Return the count of lines that mention "background", with no other words.
----
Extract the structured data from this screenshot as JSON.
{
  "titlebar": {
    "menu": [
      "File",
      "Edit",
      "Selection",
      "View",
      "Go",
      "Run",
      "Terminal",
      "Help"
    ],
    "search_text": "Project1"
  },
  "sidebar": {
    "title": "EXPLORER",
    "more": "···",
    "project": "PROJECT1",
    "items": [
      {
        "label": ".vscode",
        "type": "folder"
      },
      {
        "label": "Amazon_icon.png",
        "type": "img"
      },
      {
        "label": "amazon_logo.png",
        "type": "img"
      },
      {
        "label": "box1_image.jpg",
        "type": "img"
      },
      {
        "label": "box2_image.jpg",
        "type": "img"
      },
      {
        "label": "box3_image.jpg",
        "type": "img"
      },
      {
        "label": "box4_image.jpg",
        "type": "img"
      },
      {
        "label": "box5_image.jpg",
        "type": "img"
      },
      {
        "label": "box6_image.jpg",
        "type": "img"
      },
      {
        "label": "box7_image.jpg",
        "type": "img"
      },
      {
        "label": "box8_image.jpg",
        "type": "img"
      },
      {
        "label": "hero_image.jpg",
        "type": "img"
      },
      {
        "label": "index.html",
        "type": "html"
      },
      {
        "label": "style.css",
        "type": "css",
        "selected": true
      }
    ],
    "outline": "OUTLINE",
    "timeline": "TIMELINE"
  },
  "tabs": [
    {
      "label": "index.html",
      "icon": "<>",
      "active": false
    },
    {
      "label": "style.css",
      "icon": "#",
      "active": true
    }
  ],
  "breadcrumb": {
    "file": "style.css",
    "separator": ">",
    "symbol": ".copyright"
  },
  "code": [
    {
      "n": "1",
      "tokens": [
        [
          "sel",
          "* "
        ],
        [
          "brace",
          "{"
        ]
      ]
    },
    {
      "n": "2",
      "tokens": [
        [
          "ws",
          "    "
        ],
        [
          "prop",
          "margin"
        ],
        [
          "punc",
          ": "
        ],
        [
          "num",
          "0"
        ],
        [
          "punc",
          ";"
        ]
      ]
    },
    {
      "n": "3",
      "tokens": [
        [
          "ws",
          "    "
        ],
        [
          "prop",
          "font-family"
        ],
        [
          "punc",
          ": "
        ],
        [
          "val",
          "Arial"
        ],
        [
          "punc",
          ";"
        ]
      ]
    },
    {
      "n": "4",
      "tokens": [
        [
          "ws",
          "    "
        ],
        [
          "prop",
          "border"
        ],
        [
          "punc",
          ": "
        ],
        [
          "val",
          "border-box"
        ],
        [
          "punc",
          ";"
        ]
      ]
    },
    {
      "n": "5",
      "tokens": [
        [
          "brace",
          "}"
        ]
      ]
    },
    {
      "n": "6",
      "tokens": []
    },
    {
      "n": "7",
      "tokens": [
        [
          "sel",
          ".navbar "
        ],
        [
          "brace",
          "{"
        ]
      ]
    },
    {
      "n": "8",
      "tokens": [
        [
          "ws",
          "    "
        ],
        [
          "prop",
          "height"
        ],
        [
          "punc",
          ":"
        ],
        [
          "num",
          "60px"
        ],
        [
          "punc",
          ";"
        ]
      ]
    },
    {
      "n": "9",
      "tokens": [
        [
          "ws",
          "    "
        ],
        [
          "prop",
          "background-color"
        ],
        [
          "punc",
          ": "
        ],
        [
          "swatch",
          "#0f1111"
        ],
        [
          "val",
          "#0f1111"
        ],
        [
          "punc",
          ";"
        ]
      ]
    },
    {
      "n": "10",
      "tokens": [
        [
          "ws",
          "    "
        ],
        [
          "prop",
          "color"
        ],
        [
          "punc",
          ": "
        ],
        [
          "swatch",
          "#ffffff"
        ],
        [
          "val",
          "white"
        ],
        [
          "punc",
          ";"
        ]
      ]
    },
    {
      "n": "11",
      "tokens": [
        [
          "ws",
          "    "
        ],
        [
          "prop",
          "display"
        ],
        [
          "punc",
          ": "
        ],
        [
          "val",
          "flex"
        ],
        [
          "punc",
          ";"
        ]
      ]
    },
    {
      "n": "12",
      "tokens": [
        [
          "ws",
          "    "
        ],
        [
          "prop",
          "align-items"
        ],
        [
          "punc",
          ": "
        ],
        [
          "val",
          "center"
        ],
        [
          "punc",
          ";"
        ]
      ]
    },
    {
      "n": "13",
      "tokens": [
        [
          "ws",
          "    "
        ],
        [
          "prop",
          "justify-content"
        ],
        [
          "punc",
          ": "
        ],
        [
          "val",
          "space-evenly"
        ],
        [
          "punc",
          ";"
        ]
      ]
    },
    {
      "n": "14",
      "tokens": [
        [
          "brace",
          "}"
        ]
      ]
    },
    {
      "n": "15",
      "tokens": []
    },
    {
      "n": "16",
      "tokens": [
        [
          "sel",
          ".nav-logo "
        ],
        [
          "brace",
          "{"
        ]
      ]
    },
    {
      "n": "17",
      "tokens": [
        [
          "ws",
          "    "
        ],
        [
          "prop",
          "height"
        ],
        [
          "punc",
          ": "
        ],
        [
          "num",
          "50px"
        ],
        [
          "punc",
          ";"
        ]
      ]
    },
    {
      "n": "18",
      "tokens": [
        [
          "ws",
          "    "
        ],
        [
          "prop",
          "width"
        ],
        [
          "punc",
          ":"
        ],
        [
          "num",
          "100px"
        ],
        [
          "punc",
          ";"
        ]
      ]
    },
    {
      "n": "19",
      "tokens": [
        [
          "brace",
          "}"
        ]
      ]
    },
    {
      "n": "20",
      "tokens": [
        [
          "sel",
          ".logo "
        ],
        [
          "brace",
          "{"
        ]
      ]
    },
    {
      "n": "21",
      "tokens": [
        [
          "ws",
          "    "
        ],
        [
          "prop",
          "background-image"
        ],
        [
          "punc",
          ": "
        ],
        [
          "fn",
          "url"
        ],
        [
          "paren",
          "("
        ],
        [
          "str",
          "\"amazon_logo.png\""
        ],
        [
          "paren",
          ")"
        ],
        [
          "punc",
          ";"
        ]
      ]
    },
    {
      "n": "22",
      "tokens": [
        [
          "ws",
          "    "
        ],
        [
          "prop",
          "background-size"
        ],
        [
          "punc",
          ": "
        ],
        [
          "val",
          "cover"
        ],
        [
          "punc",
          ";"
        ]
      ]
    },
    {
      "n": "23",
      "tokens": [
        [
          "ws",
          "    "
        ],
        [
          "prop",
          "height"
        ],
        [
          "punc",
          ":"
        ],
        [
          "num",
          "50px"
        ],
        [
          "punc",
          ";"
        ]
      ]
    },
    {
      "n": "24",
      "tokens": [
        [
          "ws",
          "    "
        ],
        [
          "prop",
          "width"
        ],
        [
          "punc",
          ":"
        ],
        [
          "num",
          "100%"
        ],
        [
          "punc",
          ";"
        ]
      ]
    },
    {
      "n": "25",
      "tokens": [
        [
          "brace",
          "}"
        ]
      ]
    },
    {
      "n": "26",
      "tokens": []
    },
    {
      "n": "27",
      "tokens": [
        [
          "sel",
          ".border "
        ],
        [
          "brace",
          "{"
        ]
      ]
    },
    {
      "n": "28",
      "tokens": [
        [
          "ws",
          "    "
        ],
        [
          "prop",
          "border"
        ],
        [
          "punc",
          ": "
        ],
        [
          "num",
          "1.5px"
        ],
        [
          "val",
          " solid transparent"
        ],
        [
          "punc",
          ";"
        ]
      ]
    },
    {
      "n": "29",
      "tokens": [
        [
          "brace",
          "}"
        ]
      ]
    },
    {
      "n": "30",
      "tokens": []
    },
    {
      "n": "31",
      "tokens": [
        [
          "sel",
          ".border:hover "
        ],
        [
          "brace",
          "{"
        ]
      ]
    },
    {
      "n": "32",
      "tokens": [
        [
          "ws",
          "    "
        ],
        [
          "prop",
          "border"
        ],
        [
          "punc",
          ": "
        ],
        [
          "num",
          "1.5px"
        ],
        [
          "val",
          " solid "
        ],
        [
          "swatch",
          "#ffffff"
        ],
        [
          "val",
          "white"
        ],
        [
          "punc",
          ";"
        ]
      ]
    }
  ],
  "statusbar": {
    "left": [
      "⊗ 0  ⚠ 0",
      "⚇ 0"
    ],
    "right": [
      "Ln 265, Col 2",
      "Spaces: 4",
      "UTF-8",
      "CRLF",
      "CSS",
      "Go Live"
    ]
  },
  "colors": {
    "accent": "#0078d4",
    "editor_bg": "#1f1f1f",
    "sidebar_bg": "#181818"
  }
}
----
:: ANSWER BELOW ::
3